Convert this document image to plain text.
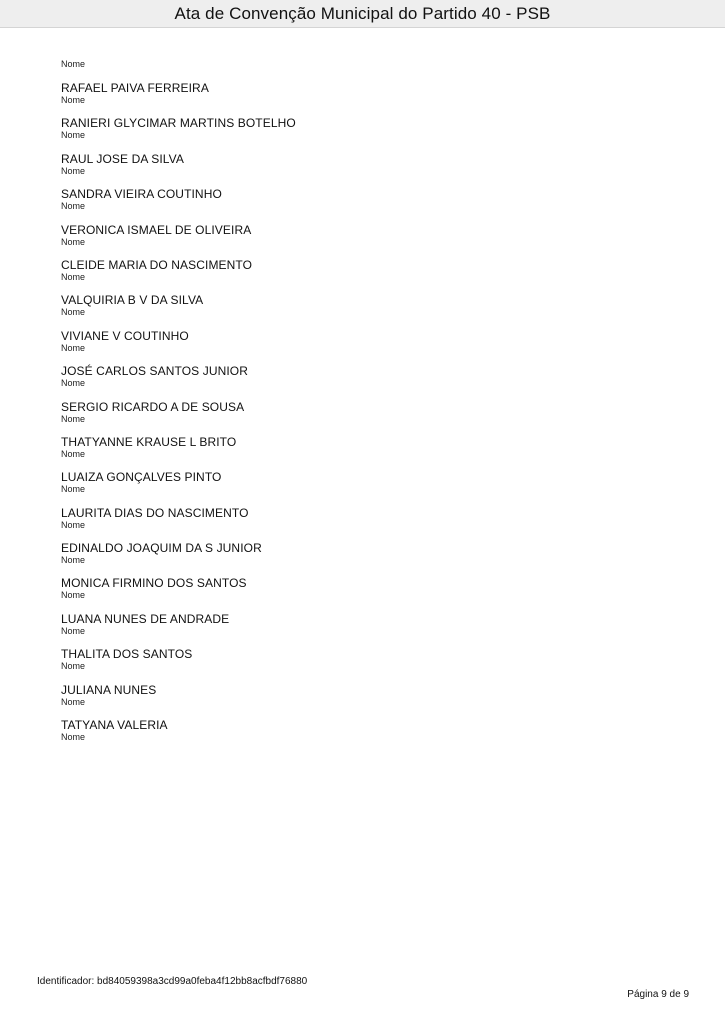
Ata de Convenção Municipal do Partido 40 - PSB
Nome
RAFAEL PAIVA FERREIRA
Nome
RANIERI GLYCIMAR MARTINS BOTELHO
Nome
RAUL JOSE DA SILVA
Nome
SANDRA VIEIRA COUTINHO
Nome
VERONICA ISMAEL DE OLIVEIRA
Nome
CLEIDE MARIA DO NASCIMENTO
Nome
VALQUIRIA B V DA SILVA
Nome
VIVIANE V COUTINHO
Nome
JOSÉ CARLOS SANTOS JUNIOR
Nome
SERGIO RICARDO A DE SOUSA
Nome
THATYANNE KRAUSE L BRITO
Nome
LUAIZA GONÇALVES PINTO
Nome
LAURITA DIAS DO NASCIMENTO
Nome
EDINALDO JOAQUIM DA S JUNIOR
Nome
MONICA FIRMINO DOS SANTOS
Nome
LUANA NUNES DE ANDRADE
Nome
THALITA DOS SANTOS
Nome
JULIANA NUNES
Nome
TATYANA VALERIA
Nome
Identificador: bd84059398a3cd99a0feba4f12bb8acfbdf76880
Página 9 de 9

- - -

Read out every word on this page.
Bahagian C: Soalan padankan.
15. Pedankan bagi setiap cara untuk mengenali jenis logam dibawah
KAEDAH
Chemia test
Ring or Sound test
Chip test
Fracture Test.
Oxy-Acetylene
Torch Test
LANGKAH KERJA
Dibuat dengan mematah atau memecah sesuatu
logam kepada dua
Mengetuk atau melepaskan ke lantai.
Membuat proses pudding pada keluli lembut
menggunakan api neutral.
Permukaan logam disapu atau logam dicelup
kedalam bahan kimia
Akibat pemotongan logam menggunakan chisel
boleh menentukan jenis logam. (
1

- - -

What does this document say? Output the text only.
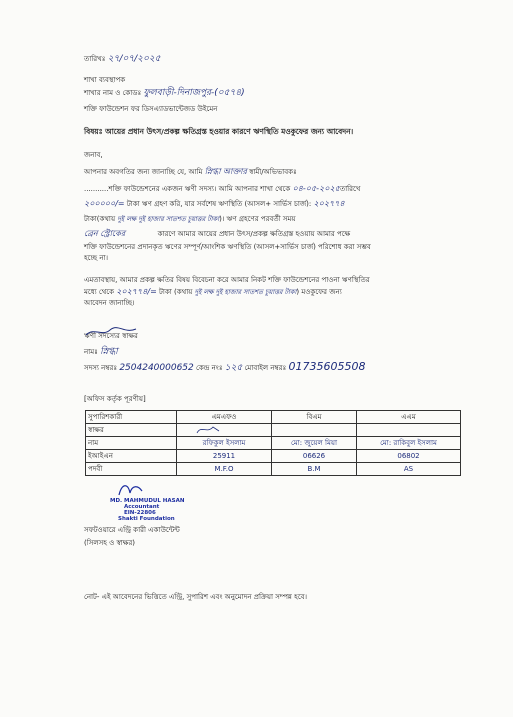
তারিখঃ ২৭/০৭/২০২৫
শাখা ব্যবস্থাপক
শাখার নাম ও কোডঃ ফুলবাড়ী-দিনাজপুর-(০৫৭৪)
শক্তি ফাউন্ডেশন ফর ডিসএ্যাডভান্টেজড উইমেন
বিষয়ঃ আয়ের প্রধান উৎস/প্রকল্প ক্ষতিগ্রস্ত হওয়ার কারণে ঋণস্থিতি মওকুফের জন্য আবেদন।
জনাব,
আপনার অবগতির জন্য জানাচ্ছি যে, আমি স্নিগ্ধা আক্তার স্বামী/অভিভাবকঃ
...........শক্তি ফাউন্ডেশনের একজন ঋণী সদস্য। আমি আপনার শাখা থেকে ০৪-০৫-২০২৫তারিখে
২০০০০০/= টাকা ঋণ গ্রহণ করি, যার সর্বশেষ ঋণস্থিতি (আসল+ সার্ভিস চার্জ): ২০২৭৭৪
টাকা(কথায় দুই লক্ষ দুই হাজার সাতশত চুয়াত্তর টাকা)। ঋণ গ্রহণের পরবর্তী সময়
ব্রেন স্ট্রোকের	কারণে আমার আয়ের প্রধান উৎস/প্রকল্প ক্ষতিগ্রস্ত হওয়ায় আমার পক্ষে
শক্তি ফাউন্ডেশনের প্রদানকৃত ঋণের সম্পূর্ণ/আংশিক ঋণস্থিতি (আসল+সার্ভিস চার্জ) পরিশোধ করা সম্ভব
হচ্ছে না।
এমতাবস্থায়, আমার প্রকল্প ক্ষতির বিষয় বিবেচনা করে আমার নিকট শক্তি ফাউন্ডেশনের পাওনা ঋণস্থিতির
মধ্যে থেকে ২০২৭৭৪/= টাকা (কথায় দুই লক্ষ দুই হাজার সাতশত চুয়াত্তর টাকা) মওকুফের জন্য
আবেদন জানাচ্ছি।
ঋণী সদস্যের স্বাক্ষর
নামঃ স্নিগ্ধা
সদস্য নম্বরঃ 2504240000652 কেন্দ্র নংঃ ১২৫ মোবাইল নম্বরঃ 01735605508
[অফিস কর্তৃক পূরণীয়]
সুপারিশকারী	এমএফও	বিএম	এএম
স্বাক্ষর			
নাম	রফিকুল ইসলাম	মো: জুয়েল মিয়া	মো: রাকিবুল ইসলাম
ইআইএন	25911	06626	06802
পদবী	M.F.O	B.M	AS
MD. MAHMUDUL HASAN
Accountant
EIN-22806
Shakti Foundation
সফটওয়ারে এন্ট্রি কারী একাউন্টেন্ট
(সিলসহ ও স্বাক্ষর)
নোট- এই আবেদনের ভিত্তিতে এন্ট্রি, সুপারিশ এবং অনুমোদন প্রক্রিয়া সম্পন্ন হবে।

- - -

Looking at the records above, work out how many lines include the string "COUTINHO". Give the number and nothing else.

2